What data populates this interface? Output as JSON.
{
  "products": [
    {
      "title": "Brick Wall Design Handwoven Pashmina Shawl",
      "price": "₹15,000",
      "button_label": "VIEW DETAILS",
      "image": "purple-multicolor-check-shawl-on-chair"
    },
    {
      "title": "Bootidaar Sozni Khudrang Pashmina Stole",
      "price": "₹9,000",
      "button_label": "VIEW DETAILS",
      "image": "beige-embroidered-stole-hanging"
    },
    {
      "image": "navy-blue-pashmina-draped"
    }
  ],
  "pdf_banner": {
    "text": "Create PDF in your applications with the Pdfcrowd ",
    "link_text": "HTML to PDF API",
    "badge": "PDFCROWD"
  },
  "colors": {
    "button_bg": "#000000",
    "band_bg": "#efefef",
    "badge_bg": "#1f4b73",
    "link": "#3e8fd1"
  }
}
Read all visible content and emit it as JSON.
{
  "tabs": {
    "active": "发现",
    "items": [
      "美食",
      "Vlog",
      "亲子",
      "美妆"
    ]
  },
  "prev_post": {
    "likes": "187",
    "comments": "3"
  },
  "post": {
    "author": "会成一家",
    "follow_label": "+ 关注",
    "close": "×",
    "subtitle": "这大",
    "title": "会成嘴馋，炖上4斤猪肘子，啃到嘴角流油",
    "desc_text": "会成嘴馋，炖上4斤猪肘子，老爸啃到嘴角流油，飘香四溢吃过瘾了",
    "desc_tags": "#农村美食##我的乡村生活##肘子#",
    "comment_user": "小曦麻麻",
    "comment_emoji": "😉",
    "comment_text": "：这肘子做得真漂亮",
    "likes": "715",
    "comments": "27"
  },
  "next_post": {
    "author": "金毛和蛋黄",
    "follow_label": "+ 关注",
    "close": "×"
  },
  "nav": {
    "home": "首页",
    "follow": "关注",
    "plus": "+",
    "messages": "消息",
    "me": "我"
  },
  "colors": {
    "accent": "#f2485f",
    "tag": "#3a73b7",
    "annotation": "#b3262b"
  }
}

########################################

Set out exactly the run of lines that begins at the line holding "Read all visible content and emit it as JSON." and ends at the last line of the data.

Read all visible content and emit it as JSON.
{
  "tabs": {
    "active": "发现",
    "items": [
      "美食",
      "Vlog",
      "亲子",
      "美妆"
    ]
  },
  "prev_post": {
    "likes": "187",
    "comments": "3"
  },
  "post": {
    "author": "会成一家",
    "follow_label": "+ 关注",
    "close": "×",
    "subtitle": "这大",
    "title": "会成嘴馋，炖上4斤猪肘子，啃到嘴角流油",
    "desc_text": "会成嘴馋，炖上4斤猪肘子，老爸啃到嘴角流油，飘香四溢吃过瘾了",
    "desc_tags": "#农村美食##我的乡村生活##肘子#",
    "comment_user": "小曦麻麻",
    "comment_emoji": "😉",
    "comment_text": "：这肘子做得真漂亮",
    "likes": "715",
    "comments": "27"
  },
  "next_post": {
    "author": "金毛和蛋黄",
    "follow_label": "+ 关注",
    "close": "×"
  },
  "nav": {
    "home": "首页",
    "follow": "关注",
    "plus": "+",
    "messages": "消息",
    "me": "我"
  },
  "colors": {
    "accent": "#f2485f",
    "tag": "#3a73b7",
    "annotation": "#b3262b"
  }
}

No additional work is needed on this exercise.